▶ [WORK INSTRUCTIONS]: Would you return all of this data exactly, leaving nothing out?

-- START --

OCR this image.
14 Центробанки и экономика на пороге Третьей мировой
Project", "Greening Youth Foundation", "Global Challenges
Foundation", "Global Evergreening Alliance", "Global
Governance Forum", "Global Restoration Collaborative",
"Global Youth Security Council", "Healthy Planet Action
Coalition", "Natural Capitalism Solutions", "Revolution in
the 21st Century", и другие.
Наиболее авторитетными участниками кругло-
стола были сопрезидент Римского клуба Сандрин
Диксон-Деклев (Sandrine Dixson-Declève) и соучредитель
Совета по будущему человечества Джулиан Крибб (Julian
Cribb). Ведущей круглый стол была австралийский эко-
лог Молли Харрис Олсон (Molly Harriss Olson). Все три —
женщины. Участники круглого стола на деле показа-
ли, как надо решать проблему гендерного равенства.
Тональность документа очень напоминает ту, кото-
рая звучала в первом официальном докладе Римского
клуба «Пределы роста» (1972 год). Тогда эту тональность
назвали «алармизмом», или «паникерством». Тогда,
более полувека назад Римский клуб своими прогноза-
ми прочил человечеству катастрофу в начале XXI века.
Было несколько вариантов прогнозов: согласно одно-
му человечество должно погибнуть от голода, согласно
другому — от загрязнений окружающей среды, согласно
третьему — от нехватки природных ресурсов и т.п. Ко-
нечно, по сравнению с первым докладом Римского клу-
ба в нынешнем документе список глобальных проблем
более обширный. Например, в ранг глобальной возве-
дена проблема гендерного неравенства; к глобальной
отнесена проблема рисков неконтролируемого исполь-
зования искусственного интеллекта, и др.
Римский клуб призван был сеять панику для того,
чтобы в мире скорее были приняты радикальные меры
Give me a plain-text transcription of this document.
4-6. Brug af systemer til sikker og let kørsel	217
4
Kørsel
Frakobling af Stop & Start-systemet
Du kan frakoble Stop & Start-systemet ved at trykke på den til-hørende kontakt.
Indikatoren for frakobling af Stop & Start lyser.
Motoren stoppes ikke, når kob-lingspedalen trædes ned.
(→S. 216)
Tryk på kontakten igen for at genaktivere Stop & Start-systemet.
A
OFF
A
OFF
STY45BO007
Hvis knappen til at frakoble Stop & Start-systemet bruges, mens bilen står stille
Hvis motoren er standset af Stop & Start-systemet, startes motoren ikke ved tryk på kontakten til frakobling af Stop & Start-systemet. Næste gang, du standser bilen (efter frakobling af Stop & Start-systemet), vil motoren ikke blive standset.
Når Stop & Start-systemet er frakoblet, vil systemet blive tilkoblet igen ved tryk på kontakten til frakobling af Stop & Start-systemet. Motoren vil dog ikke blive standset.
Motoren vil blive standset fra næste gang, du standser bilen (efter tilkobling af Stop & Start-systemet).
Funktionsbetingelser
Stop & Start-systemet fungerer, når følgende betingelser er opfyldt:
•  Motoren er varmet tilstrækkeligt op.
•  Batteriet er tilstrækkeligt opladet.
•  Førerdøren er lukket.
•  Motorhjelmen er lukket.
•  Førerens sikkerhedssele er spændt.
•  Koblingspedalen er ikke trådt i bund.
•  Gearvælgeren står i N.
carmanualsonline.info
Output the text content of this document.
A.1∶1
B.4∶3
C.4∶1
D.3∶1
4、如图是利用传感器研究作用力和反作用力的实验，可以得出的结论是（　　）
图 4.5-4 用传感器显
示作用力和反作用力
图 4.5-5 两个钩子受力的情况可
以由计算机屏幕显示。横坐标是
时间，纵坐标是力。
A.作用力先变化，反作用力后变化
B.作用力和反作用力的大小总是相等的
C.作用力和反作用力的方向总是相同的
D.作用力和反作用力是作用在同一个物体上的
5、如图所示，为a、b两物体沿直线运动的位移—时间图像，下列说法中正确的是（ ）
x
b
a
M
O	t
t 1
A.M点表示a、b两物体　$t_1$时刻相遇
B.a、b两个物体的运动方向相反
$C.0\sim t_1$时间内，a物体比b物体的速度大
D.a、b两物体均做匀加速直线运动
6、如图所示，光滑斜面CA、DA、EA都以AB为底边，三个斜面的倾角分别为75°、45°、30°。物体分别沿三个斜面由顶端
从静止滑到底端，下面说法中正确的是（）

-- END --

▶ [ANSWER FOR THE TASK]:
OCR this image.
14 Центробанки и экономика на пороге Третьей мировой
Project", "Greening Youth Foundation", "Global Challenges
Foundation", "Global Evergreening Alliance", "Global
Governance Forum", "Global Restoration Collaborative",
"Global Youth Security Council", "Healthy Planet Action
Coalition", "Natural Capitalism Solutions", "Revolution in
the 21st Century", и другие.
Наиболее авторитетными участниками кругло-
стола были сопрезидент Римского клуба Сандрин
Диксон-Деклев (Sandrine Dixson-Declève) и соучредитель
Совета по будущему человечества Джулиан Крибб (Julian
Cribb). Ведущей круглый стол была австралийский эко-
лог Молли Харрис Олсон (Molly Harriss Olson). Все три —
женщины. Участники круглого стола на деле показа-
ли, как надо решать проблему гендерного равенства.
Тональность документа очень напоминает ту, кото-
рая звучала в первом официальном докладе Римского
клуба «Пределы роста» (1972 год). Тогда эту тональность
назвали «алармизмом», или «паникерством». Тогда,
более полувека назад Римский клуб своими прогноза-
ми прочил человечеству катастрофу в начале XXI века.
Было несколько вариантов прогнозов: согласно одно-
му человечество должно погибнуть от голода, согласно
другому — от загрязнений окружающей среды, согласно
третьему — от нехватки природных ресурсов и т.п. Ко-
нечно, по сравнению с первым докладом Римского клу-
ба в нынешнем документе список глобальных проблем
более обширный. Например, в ранг глобальной возве-
дена проблема гендерного неравенства; к глобальной
отнесена проблема рисков неконтролируемого исполь-
зования искусственного интеллекта, и др.
Римский клуб призван был сеять панику для того,
чтобы в мире скорее были приняты радикальные меры
Give me a plain-text transcription of this document.
4-6. Brug af systemer til sikker og let kørsel	217
4
Kørsel
Frakobling af Stop & Start-systemet
Du kan frakoble Stop & Start-systemet ved at trykke på den til-hørende kontakt.
Indikatoren for frakobling af Stop & Start lyser.
Motoren stoppes ikke, når kob-lingspedalen trædes ned.
(→S. 216)
Tryk på kontakten igen for at genaktivere Stop & Start-systemet.
A
OFF
A
OFF
STY45BO007
Hvis knappen til at frakoble Stop & Start-systemet bruges, mens bilen står stille
Hvis motoren er standset af Stop & Start-systemet, startes motoren ikke ved tryk på kontakten til frakobling af Stop & Start-systemet. Næste gang, du standser bilen (efter frakobling af Stop & Start-systemet), vil motoren ikke blive standset.
Når Stop & Start-systemet er frakoblet, vil systemet blive tilkoblet igen ved tryk på kontakten til frakobling af Stop & Start-systemet. Motoren vil dog ikke blive standset.
Motoren vil blive standset fra næste gang, du standser bilen (efter tilkobling af Stop & Start-systemet).
Funktionsbetingelser
Stop & Start-systemet fungerer, når følgende betingelser er opfyldt:
•  Motoren er varmet tilstrækkeligt op.
•  Batteriet er tilstrækkeligt opladet.
•  Førerdøren er lukket.
•  Motorhjelmen er lukket.
•  Førerens sikkerhedssele er spændt.
•  Koblingspedalen er ikke trådt i bund.
•  Gearvælgeren står i N.
carmanualsonline.info
Output the text content of this document.
A.1∶1
B.4∶3
C.4∶1
D.3∶1
4、如图是利用传感器研究作用力和反作用力的实验，可以得出的结论是（　　）
图 4.5-4 用传感器显
示作用力和反作用力
图 4.5-5 两个钩子受力的情况可
以由计算机屏幕显示。横坐标是
时间，纵坐标是力。
A.作用力先变化，反作用力后变化
B.作用力和反作用力的大小总是相等的
C.作用力和反作用力的方向总是相同的
D.作用力和反作用力是作用在同一个物体上的
5、如图所示，为a、b两物体沿直线运动的位移—时间图像，下列说法中正确的是（ ）
x
b
a
M
O	t
t 1
A.M点表示a、b两物体　$t_1$时刻相遇
B.a、b两个物体的运动方向相反
$C.0\sim t_1$时间内，a物体比b物体的速度大
D.a、b两物体均做匀加速直线运动
6、如图所示，光滑斜面CA、DA、EA都以AB为底边，三个斜面的倾角分别为75°、45°、30°。物体分别沿三个斜面由顶端
从静止滑到底端，下面说法中正确的是（）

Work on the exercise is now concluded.